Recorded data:
• • • • •
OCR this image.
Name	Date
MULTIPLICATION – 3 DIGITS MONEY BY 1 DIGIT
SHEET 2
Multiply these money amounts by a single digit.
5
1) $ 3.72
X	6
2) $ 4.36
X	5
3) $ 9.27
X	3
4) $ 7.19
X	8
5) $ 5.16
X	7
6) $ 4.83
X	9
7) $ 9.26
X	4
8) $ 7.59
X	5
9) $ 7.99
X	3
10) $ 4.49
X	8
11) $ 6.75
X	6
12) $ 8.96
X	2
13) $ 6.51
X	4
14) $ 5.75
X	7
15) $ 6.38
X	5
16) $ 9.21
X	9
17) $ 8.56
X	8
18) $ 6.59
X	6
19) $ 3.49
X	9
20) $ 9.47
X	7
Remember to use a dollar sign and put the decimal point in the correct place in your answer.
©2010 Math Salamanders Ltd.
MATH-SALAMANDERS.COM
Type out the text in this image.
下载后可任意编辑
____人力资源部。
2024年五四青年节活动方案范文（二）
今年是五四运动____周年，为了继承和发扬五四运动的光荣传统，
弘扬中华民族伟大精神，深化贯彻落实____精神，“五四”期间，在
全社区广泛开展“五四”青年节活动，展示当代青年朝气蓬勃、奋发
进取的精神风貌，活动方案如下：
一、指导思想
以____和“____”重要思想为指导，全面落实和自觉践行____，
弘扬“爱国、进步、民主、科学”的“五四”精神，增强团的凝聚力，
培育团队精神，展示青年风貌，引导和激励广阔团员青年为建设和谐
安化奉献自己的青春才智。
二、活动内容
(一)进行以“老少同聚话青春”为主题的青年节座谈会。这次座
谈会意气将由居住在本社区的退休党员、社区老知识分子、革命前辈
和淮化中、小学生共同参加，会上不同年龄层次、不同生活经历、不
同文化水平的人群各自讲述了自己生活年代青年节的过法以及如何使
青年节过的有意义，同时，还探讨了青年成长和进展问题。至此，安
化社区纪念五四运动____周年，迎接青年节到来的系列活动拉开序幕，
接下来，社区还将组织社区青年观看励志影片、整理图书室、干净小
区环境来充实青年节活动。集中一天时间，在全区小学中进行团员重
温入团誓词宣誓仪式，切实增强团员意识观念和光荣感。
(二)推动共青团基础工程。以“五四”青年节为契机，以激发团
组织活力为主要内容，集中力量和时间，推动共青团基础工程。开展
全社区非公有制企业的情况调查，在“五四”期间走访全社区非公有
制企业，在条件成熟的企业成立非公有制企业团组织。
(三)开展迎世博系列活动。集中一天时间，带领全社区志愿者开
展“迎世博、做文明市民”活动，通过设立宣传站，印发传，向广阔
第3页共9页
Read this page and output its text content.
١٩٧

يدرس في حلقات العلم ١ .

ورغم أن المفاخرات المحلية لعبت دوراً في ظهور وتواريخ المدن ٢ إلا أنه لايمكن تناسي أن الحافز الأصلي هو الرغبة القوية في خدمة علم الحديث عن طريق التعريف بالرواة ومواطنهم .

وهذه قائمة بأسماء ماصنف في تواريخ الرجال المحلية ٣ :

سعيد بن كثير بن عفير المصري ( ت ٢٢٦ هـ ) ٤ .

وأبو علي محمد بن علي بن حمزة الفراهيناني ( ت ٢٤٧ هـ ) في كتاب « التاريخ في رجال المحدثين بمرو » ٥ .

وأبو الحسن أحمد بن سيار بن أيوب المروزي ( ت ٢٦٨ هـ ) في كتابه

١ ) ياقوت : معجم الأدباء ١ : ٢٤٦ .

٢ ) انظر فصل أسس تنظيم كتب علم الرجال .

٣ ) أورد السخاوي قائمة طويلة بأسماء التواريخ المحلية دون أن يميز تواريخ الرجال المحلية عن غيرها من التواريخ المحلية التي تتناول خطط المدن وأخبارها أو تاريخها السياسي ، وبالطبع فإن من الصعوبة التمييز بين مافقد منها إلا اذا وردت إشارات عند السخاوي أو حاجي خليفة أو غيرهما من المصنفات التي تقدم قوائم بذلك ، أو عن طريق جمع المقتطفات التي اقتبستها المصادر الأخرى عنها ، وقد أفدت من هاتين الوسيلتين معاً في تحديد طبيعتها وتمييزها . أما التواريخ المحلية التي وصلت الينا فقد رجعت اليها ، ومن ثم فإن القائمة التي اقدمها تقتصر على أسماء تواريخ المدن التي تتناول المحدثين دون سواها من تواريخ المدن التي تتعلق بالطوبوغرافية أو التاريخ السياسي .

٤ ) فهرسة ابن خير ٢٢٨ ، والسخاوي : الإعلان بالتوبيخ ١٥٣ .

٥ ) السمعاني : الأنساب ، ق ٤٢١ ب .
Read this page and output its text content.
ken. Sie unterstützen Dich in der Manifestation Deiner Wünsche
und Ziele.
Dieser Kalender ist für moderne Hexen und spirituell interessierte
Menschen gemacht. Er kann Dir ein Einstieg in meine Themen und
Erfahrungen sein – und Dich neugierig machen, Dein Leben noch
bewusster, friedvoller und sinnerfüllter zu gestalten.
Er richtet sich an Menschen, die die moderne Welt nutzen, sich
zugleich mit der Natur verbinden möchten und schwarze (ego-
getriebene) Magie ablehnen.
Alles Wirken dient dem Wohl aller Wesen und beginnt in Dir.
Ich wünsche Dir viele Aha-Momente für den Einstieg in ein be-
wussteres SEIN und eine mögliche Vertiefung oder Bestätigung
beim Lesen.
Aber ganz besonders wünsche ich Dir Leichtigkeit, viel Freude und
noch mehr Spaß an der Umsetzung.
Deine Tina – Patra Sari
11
• • • • •
== Task details ==
Transcribe each record exactly. Leave nothing out.

== In response ==
OCR this image.
Name	Date
MULTIPLICATION – 3 DIGITS MONEY BY 1 DIGIT
SHEET 2
Multiply these money amounts by a single digit.
5
1) $ 3.72
X	6
2) $ 4.36
X	5
3) $ 9.27
X	3
4) $ 7.19
X	8
5) $ 5.16
X	7
6) $ 4.83
X	9
7) $ 9.26
X	4
8) $ 7.59
X	5
9) $ 7.99
X	3
10) $ 4.49
X	8
11) $ 6.75
X	6
12) $ 8.96
X	2
13) $ 6.51
X	4
14) $ 5.75
X	7
15) $ 6.38
X	5
16) $ 9.21
X	9
17) $ 8.56
X	8
18) $ 6.59
X	6
19) $ 3.49
X	9
20) $ 9.47
X	7
Remember to use a dollar sign and put the decimal point in the correct place in your answer.
©2010 Math Salamanders Ltd.
MATH-SALAMANDERS.COM
Type out the text in this image.
下载后可任意编辑
____人力资源部。
2024年五四青年节活动方案范文（二）
今年是五四运动____周年，为了继承和发扬五四运动的光荣传统，
弘扬中华民族伟大精神，深化贯彻落实____精神，“五四”期间，在
全社区广泛开展“五四”青年节活动，展示当代青年朝气蓬勃、奋发
进取的精神风貌，活动方案如下：
一、指导思想
以____和“____”重要思想为指导，全面落实和自觉践行____，
弘扬“爱国、进步、民主、科学”的“五四”精神，增强团的凝聚力，
培育团队精神，展示青年风貌，引导和激励广阔团员青年为建设和谐
安化奉献自己的青春才智。
二、活动内容
(一)进行以“老少同聚话青春”为主题的青年节座谈会。这次座
谈会意气将由居住在本社区的退休党员、社区老知识分子、革命前辈
和淮化中、小学生共同参加，会上不同年龄层次、不同生活经历、不
同文化水平的人群各自讲述了自己生活年代青年节的过法以及如何使
青年节过的有意义，同时，还探讨了青年成长和进展问题。至此，安
化社区纪念五四运动____周年，迎接青年节到来的系列活动拉开序幕，
接下来，社区还将组织社区青年观看励志影片、整理图书室、干净小
区环境来充实青年节活动。集中一天时间，在全区小学中进行团员重
温入团誓词宣誓仪式，切实增强团员意识观念和光荣感。
(二)推动共青团基础工程。以“五四”青年节为契机，以激发团
组织活力为主要内容，集中力量和时间，推动共青团基础工程。开展
全社区非公有制企业的情况调查，在“五四”期间走访全社区非公有
制企业，在条件成熟的企业成立非公有制企业团组织。
(三)开展迎世博系列活动。集中一天时间，带领全社区志愿者开
展“迎世博、做文明市民”活动，通过设立宣传站，印发传，向广阔
第3页共9页
Read this page and output its text content.
١٩٧

يدرس في حلقات العلم ١ .

ورغم أن المفاخرات المحلية لعبت دوراً في ظهور وتواريخ المدن ٢ إلا أنه لايمكن تناسي أن الحافز الأصلي هو الرغبة القوية في خدمة علم الحديث عن طريق التعريف بالرواة ومواطنهم .

وهذه قائمة بأسماء ماصنف في تواريخ الرجال المحلية ٣ :

سعيد بن كثير بن عفير المصري ( ت ٢٢٦ هـ ) ٤ .

وأبو علي محمد بن علي بن حمزة الفراهيناني ( ت ٢٤٧ هـ ) في كتاب « التاريخ في رجال المحدثين بمرو » ٥ .

وأبو الحسن أحمد بن سيار بن أيوب المروزي ( ت ٢٦٨ هـ ) في كتابه

١ ) ياقوت : معجم الأدباء ١ : ٢٤٦ .

٢ ) انظر فصل أسس تنظيم كتب علم الرجال .

٣ ) أورد السخاوي قائمة طويلة بأسماء التواريخ المحلية دون أن يميز تواريخ الرجال المحلية عن غيرها من التواريخ المحلية التي تتناول خطط المدن وأخبارها أو تاريخها السياسي ، وبالطبع فإن من الصعوبة التمييز بين مافقد منها إلا اذا وردت إشارات عند السخاوي أو حاجي خليفة أو غيرهما من المصنفات التي تقدم قوائم بذلك ، أو عن طريق جمع المقتطفات التي اقتبستها المصادر الأخرى عنها ، وقد أفدت من هاتين الوسيلتين معاً في تحديد طبيعتها وتمييزها . أما التواريخ المحلية التي وصلت الينا فقد رجعت اليها ، ومن ثم فإن القائمة التي اقدمها تقتصر على أسماء تواريخ المدن التي تتناول المحدثين دون سواها من تواريخ المدن التي تتعلق بالطوبوغرافية أو التاريخ السياسي .

٤ ) فهرسة ابن خير ٢٢٨ ، والسخاوي : الإعلان بالتوبيخ ١٥٣ .

٥ ) السمعاني : الأنساب ، ق ٤٢١ ب .
Read this page and output its text content.
ken. Sie unterstützen Dich in der Manifestation Deiner Wünsche
und Ziele.
Dieser Kalender ist für moderne Hexen und spirituell interessierte
Menschen gemacht. Er kann Dir ein Einstieg in meine Themen und
Erfahrungen sein – und Dich neugierig machen, Dein Leben noch
bewusster, friedvoller und sinnerfüllter zu gestalten.
Er richtet sich an Menschen, die die moderne Welt nutzen, sich
zugleich mit der Natur verbinden möchten und schwarze (ego-
getriebene) Magie ablehnen.
Alles Wirken dient dem Wohl aller Wesen und beginnt in Dir.
Ich wünsche Dir viele Aha-Momente für den Einstieg in ein be-
wussteres SEIN und eine mögliche Vertiefung oder Bestätigung
beim Lesen.
Aber ganz besonders wünsche ich Dir Leichtigkeit, viel Freude und
noch mehr Spaß an der Umsetzung.
Deine Tina – Patra Sari
11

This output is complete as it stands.